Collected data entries
= = = =

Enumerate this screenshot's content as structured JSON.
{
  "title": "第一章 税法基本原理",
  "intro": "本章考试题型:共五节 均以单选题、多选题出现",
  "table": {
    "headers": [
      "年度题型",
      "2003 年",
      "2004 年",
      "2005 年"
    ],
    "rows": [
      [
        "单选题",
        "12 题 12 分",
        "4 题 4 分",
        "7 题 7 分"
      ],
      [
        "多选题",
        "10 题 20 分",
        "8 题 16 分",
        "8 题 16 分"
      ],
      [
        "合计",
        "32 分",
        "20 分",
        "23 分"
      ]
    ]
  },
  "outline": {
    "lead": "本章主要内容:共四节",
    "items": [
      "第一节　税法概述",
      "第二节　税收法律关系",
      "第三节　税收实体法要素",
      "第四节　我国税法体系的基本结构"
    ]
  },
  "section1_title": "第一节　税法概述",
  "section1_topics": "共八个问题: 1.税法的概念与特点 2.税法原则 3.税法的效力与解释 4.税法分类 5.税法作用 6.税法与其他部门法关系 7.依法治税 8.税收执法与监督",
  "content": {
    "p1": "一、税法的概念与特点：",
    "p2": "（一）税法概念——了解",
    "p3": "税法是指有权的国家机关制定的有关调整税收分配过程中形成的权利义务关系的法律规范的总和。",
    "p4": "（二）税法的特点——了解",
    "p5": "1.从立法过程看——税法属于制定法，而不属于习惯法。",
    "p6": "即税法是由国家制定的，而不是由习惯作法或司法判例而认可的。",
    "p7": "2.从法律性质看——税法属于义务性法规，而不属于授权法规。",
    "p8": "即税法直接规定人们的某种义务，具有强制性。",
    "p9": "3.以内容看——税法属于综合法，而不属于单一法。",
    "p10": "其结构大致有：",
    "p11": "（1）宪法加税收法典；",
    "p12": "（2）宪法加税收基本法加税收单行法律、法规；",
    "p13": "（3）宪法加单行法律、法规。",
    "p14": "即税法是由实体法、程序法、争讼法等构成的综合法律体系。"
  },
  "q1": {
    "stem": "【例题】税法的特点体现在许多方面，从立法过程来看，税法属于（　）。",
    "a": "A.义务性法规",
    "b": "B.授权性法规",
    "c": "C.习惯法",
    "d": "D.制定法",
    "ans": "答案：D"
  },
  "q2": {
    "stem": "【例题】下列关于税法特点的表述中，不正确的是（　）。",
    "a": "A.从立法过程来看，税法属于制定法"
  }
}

= = = =

TASK DIRECTIONS: Extract every line that has the string "税法的概念与特点" in it.

RESULT FOR THIS EXERCISE:
  "section1_topics": "共八个问题: 1.税法的概念与特点 2.税法原则 3.税法的效力与解释 4.税法分类 5.税法作用 6.税法与其他部门法关系 7.依法治税 8.税收执法与监督",
    "p1": "一、税法的概念与特点：",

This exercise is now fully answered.